_Exercise brief_
Edit these lines so that each "time-label" becomes "date-label", leaving everything else unchanged.

[Rows from a dataset]
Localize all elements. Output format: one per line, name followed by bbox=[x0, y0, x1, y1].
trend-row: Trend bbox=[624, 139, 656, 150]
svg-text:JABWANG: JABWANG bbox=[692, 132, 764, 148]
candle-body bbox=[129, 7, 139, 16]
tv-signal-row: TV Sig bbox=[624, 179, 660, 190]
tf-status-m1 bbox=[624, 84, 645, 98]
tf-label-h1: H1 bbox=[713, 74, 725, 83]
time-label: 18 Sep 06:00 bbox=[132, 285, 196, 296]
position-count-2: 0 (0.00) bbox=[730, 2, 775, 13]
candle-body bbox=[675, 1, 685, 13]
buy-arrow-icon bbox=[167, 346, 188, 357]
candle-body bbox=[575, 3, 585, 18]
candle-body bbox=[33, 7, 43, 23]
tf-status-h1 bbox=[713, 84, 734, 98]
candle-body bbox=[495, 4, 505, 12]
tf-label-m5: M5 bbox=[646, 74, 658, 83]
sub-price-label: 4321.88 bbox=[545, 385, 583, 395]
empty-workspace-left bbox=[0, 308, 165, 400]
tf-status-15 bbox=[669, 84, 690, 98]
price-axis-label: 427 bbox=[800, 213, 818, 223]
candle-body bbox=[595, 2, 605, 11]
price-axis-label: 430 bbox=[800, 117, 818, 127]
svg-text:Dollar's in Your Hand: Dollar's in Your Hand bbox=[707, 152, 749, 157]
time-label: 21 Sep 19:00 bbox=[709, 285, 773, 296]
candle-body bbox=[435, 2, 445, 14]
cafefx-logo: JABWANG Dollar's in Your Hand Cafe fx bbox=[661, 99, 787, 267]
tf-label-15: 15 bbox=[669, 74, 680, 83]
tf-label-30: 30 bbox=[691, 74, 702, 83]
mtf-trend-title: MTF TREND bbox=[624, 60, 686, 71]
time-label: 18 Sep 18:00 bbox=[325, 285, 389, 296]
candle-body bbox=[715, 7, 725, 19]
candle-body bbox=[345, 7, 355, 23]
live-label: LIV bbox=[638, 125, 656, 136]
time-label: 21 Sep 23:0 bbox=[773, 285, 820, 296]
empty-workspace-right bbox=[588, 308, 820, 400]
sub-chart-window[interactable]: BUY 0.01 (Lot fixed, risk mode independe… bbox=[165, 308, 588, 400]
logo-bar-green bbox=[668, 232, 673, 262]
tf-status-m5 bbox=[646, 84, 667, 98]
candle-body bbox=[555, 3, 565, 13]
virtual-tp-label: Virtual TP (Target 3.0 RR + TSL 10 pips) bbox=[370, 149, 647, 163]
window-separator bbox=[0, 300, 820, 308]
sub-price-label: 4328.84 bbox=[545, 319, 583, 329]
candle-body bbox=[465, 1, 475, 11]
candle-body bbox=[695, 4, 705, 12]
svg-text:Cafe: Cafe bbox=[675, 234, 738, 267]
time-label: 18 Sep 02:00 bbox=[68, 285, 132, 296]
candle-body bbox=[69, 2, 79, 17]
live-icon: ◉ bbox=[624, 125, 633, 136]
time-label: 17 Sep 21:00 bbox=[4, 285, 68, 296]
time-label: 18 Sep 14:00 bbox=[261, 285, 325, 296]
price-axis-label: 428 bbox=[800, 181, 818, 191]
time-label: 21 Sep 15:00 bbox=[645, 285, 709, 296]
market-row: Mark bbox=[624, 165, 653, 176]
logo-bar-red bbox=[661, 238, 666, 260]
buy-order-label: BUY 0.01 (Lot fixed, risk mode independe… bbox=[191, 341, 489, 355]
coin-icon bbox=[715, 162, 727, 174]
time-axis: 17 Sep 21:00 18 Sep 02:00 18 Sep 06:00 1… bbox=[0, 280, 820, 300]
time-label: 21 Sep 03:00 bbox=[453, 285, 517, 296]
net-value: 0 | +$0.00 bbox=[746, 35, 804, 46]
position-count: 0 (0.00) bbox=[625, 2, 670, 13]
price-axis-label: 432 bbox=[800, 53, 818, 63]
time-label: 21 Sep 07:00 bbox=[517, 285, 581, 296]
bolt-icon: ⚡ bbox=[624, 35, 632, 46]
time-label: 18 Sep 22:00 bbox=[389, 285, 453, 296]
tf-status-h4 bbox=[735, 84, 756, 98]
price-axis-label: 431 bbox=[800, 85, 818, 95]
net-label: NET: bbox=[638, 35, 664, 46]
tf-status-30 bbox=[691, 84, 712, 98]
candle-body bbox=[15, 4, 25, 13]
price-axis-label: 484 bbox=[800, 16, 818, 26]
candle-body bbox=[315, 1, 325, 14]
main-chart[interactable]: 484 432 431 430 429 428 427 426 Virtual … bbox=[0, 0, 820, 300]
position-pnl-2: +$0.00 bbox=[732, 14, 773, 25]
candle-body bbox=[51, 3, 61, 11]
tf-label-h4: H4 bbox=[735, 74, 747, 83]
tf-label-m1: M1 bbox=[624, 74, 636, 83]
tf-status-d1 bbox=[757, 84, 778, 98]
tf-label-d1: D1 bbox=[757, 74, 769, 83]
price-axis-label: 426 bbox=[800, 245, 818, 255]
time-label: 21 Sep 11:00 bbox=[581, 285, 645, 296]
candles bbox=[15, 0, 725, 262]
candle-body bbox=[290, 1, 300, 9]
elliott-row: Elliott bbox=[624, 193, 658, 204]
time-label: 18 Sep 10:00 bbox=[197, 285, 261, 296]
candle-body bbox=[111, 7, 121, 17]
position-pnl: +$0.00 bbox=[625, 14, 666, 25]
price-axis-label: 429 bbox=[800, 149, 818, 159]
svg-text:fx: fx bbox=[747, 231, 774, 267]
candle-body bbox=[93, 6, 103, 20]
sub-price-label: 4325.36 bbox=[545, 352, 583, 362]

_Finished task_
Localize all elements. Output format: one per line, name followed by bbox=[x0, y0, x1, y1].
trend-row: Trend bbox=[624, 139, 656, 150]
svg-text:JABWANG: JABWANG bbox=[692, 132, 764, 148]
candle-body bbox=[129, 7, 139, 16]
tv-signal-row: TV Sig bbox=[624, 179, 660, 190]
tf-status-m1 bbox=[624, 84, 645, 98]
tf-label-h1: H1 bbox=[713, 74, 725, 83]
date-label: 18 Sep 06:00 bbox=[132, 285, 196, 296]
position-count-2: 0 (0.00) bbox=[730, 2, 775, 13]
candle-body bbox=[675, 1, 685, 13]
buy-arrow-icon bbox=[167, 346, 188, 357]
candle-body bbox=[575, 3, 585, 18]
candle-body bbox=[33, 7, 43, 23]
tf-status-h1 bbox=[713, 84, 734, 98]
candle-body bbox=[495, 4, 505, 12]
tf-label-m5: M5 bbox=[646, 74, 658, 83]
sub-price-label: 4321.88 bbox=[545, 385, 583, 395]
empty-workspace-left bbox=[0, 308, 165, 400]
tf-status-15 bbox=[669, 84, 690, 98]
price-axis-label: 427 bbox=[800, 213, 818, 223]
candle-body bbox=[595, 2, 605, 11]
price-axis-label: 430 bbox=[800, 117, 818, 127]
svg-text:Dollar's in Your Hand: Dollar's in Your Hand bbox=[707, 152, 749, 157]
date-label: 21 Sep 19:00 bbox=[709, 285, 773, 296]
candle-body bbox=[435, 2, 445, 14]
cafefx-logo: JABWANG Dollar's in Your Hand Cafe fx bbox=[661, 99, 787, 267]
tf-label-15: 15 bbox=[669, 74, 680, 83]
tf-label-30: 30 bbox=[691, 74, 702, 83]
mtf-trend-title: MTF TREND bbox=[624, 60, 686, 71]
date-label: 18 Sep 18:00 bbox=[325, 285, 389, 296]
candle-body bbox=[715, 7, 725, 19]
candle-body bbox=[345, 7, 355, 23]
live-label: LIV bbox=[638, 125, 656, 136]
date-label: 21 Sep 23:0 bbox=[773, 285, 820, 296]
empty-workspace-right bbox=[588, 308, 820, 400]
sub-chart-window[interactable]: BUY 0.01 (Lot fixed, risk mode independe… bbox=[165, 308, 588, 400]
logo-bar-green bbox=[668, 232, 673, 262]
tf-status-m5 bbox=[646, 84, 667, 98]
candle-body bbox=[555, 3, 565, 13]
virtual-tp-label: Virtual TP (Target 3.0 RR + TSL 10 pips) bbox=[370, 149, 647, 163]
window-separator bbox=[0, 300, 820, 308]
sub-price-label: 4328.84 bbox=[545, 319, 583, 329]
candle-body bbox=[465, 1, 475, 11]
candle-body bbox=[695, 4, 705, 12]
svg-text:Cafe: Cafe bbox=[675, 234, 738, 267]
date-label: 18 Sep 02:00 bbox=[68, 285, 132, 296]
candle-body bbox=[69, 2, 79, 17]
live-icon: ◉ bbox=[624, 125, 633, 136]
date-label: 17 Sep 21:00 bbox=[4, 285, 68, 296]
date-label: 18 Sep 14:00 bbox=[261, 285, 325, 296]
price-axis-label: 428 bbox=[800, 181, 818, 191]
date-label: 21 Sep 15:00 bbox=[645, 285, 709, 296]
market-row: Mark bbox=[624, 165, 653, 176]
logo-bar-red bbox=[661, 238, 666, 260]
buy-order-label: BUY 0.01 (Lot fixed, risk mode independe… bbox=[191, 341, 489, 355]
coin-icon bbox=[715, 162, 727, 174]
time-axis: 17 Sep 21:00 18 Sep 02:00 18 Sep 06:00 1… bbox=[0, 280, 820, 300]
date-label: 21 Sep 03:00 bbox=[453, 285, 517, 296]
net-value: 0 | +$0.00 bbox=[746, 35, 804, 46]
position-count: 0 (0.00) bbox=[625, 2, 670, 13]
price-axis-label: 432 bbox=[800, 53, 818, 63]
date-label: 21 Sep 07:00 bbox=[517, 285, 581, 296]
bolt-icon: ⚡ bbox=[624, 35, 632, 46]
date-label: 18 Sep 22:00 bbox=[389, 285, 453, 296]
tf-status-h4 bbox=[735, 84, 756, 98]
price-axis-label: 431 bbox=[800, 85, 818, 95]
net-label: NET: bbox=[638, 35, 664, 46]
tf-status-30 bbox=[691, 84, 712, 98]
candle-body bbox=[15, 4, 25, 13]
price-axis-label: 484 bbox=[800, 16, 818, 26]
candle-body bbox=[315, 1, 325, 14]
main-chart[interactable]: 484 432 431 430 429 428 427 426 Virtual … bbox=[0, 0, 820, 300]
position-pnl-2: +$0.00 bbox=[732, 14, 773, 25]
candle-body bbox=[51, 3, 61, 11]
tf-label-h4: H4 bbox=[735, 74, 747, 83]
tf-label-m1: M1 bbox=[624, 74, 636, 83]
tf-status-d1 bbox=[757, 84, 778, 98]
tf-label-d1: D1 bbox=[757, 74, 769, 83]
price-axis-label: 426 bbox=[800, 245, 818, 255]
date-label: 21 Sep 11:00 bbox=[581, 285, 645, 296]
candles bbox=[15, 0, 725, 262]
candle-body bbox=[290, 1, 300, 9]
elliott-row: Elliott bbox=[624, 193, 658, 204]
date-label: 18 Sep 10:00 bbox=[197, 285, 261, 296]
candle-body bbox=[111, 7, 121, 17]
position-pnl: +$0.00 bbox=[625, 14, 666, 25]
price-axis-label: 429 bbox=[800, 149, 818, 159]
svg-text:fx: fx bbox=[747, 231, 774, 267]
candle-body bbox=[93, 6, 103, 20]
sub-price-label: 4325.36 bbox=[545, 352, 583, 362]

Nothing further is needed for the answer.